» TASK STATEMENT: Exactly reproduce all the records, keeping pictures out of the copy.

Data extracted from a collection
──────
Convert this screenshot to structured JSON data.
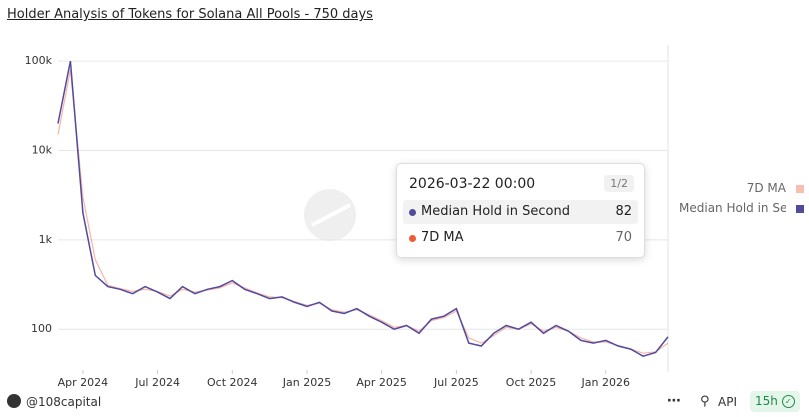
{
  "chart_data": {
    "type": "line",
    "title": "Holder Analysis of Tokens for Solana All Pools - 750 days",
    "x": [
      "2024-03",
      "2024-03",
      "2024-04",
      "2024-04",
      "2024-05",
      "2024-05",
      "2024-06",
      "2024-06",
      "2024-07",
      "2024-07",
      "2024-08",
      "2024-08",
      "2024-09",
      "2024-09",
      "2024-10",
      "2024-10",
      "2024-11",
      "2024-11",
      "2024-12",
      "2024-12",
      "2025-01",
      "2025-01",
      "2025-02",
      "2025-02",
      "2025-03",
      "2025-03",
      "2025-04",
      "2025-04",
      "2025-05",
      "2025-05",
      "2025-06",
      "2025-06",
      "2025-07",
      "2025-07",
      "2025-08",
      "2025-08",
      "2025-09",
      "2025-09",
      "2025-10",
      "2025-10",
      "2025-11",
      "2025-11",
      "2025-12",
      "2025-12",
      "2026-01",
      "2026-01",
      "2026-02",
      "2026-02",
      "2026-03",
      "2026-03"
    ],
    "series": [
      {
        "name": "Median Hold in Second",
        "color": "#514a9d",
        "values": [
          20000,
          100000,
          2000,
          400,
          300,
          280,
          250,
          300,
          260,
          220,
          300,
          250,
          280,
          300,
          350,
          280,
          250,
          220,
          230,
          200,
          180,
          200,
          160,
          150,
          170,
          140,
          120,
          100,
          110,
          90,
          130,
          140,
          170,
          70,
          65,
          90,
          110,
          100,
          120,
          90,
          110,
          95,
          75,
          70,
          75,
          65,
          60,
          50,
          55,
          82
        ]
      },
      {
        "name": "7D MA",
        "color": "#ee5c3a",
        "values": [
          15000,
          80000,
          3000,
          600,
          310,
          285,
          265,
          280,
          265,
          235,
          280,
          260,
          275,
          290,
          330,
          290,
          255,
          230,
          225,
          205,
          185,
          195,
          165,
          155,
          165,
          145,
          125,
          105,
          110,
          95,
          125,
          135,
          160,
          80,
          70,
          85,
          105,
          100,
          115,
          95,
          105,
          95,
          80,
          72,
          72,
          66,
          60,
          54,
          56,
          70
        ]
      }
    ],
    "ylim": [
      35,
      140000
    ],
    "log_scale": true,
    "yticks": [
      100,
      {
        "value": 1000,
        "label": "1k"
      },
      {
        "value": 10000,
        "label": "10k"
      },
      {
        "value": 100000,
        "label": "100k"
      }
    ],
    "xticks": [
      {
        "value": "2024-04",
        "label": "Apr 2024"
      },
      {
        "value": "2024-07",
        "label": "Jul 2024"
      },
      {
        "value": "2024-10",
        "label": "Oct 2024"
      },
      {
        "value": "2025-01",
        "label": "Jan 2025"
      },
      {
        "value": "2025-04",
        "label": "Apr 2025"
      },
      {
        "value": "2025-07",
        "label": "Jul 2025"
      },
      {
        "value": "2025-10",
        "label": "Oct 2025"
      },
      {
        "value": "2026-01",
        "label": "Jan 2026"
      }
    ],
    "grid": true,
    "legend": "right",
    "tooltip": {
      "title": "2026-03-22 00:00",
      "page": "1/2"
    }
  },
  "footer": {
    "user": "@108capital",
    "api": "API",
    "age": "15h"
  }
}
──────
» ANSWER TO THIS PROBLEM:
Convert this screenshot to structured JSON data.
{
  "chart_data": {
    "type": "line",
    "title": "Holder Analysis of Tokens for Solana All Pools - 750 days",
    "x": [
      "2024-03",
      "2024-03",
      "2024-04",
      "2024-04",
      "2024-05",
      "2024-05",
      "2024-06",
      "2024-06",
      "2024-07",
      "2024-07",
      "2024-08",
      "2024-08",
      "2024-09",
      "2024-09",
      "2024-10",
      "2024-10",
      "2024-11",
      "2024-11",
      "2024-12",
      "2024-12",
      "2025-01",
      "2025-01",
      "2025-02",
      "2025-02",
      "2025-03",
      "2025-03",
      "2025-04",
      "2025-04",
      "2025-05",
      "2025-05",
      "2025-06",
      "2025-06",
      "2025-07",
      "2025-07",
      "2025-08",
      "2025-08",
      "2025-09",
      "2025-09",
      "2025-10",
      "2025-10",
      "2025-11",
      "2025-11",
      "2025-12",
      "2025-12",
      "2026-01",
      "2026-01",
      "2026-02",
      "2026-02",
      "2026-03",
      "2026-03"
    ],
    "series": [
      {
        "name": "Median Hold in Second",
        "color": "#514a9d",
        "values": [
          20000,
          100000,
          2000,
          400,
          300,
          280,
          250,
          300,
          260,
          220,
          300,
          250,
          280,
          300,
          350,
          280,
          250,
          220,
          230,
          200,
          180,
          200,
          160,
          150,
          170,
          140,
          120,
          100,
          110,
          90,
          130,
          140,
          170,
          70,
          65,
          90,
          110,
          100,
          120,
          90,
          110,
          95,
          75,
          70,
          75,
          65,
          60,
          50,
          55,
          82
        ]
      },
      {
        "name": "7D MA",
        "color": "#ee5c3a",
        "values": [
          15000,
          80000,
          3000,
          600,
          310,
          285,
          265,
          280,
          265,
          235,
          280,
          260,
          275,
          290,
          330,
          290,
          255,
          230,
          225,
          205,
          185,
          195,
          165,
          155,
          165,
          145,
          125,
          105,
          110,
          95,
          125,
          135,
          160,
          80,
          70,
          85,
          105,
          100,
          115,
          95,
          105,
          95,
          80,
          72,
          72,
          66,
          60,
          54,
          56,
          70
        ]
      }
    ],
    "ylim": [
      35,
      140000
    ],
    "log_scale": true,
    "yticks": [
      100,
      {
        "value": 1000,
        "label": "1k"
      },
      {
        "value": 10000,
        "label": "10k"
      },
      {
        "value": 100000,
        "label": "100k"
      }
    ],
    "xticks": [
      {
        "value": "2024-04",
        "label": "Apr 2024"
      },
      {
        "value": "2024-07",
        "label": "Jul 2024"
      },
      {
        "value": "2024-10",
        "label": "Oct 2024"
      },
      {
        "value": "2025-01",
        "label": "Jan 2025"
      },
      {
        "value": "2025-04",
        "label": "Apr 2025"
      },
      {
        "value": "2025-07",
        "label": "Jul 2025"
      },
      {
        "value": "2025-10",
        "label": "Oct 2025"
      },
      {
        "value": "2026-01",
        "label": "Jan 2026"
      }
    ],
    "grid": true,
    "legend": "right",
    "tooltip": {
      "title": "2026-03-22 00:00",
      "page": "1/2"
    }
  },
  "footer": {
    "user": "@108capital",
    "api": "API",
    "age": "15h"
  }
}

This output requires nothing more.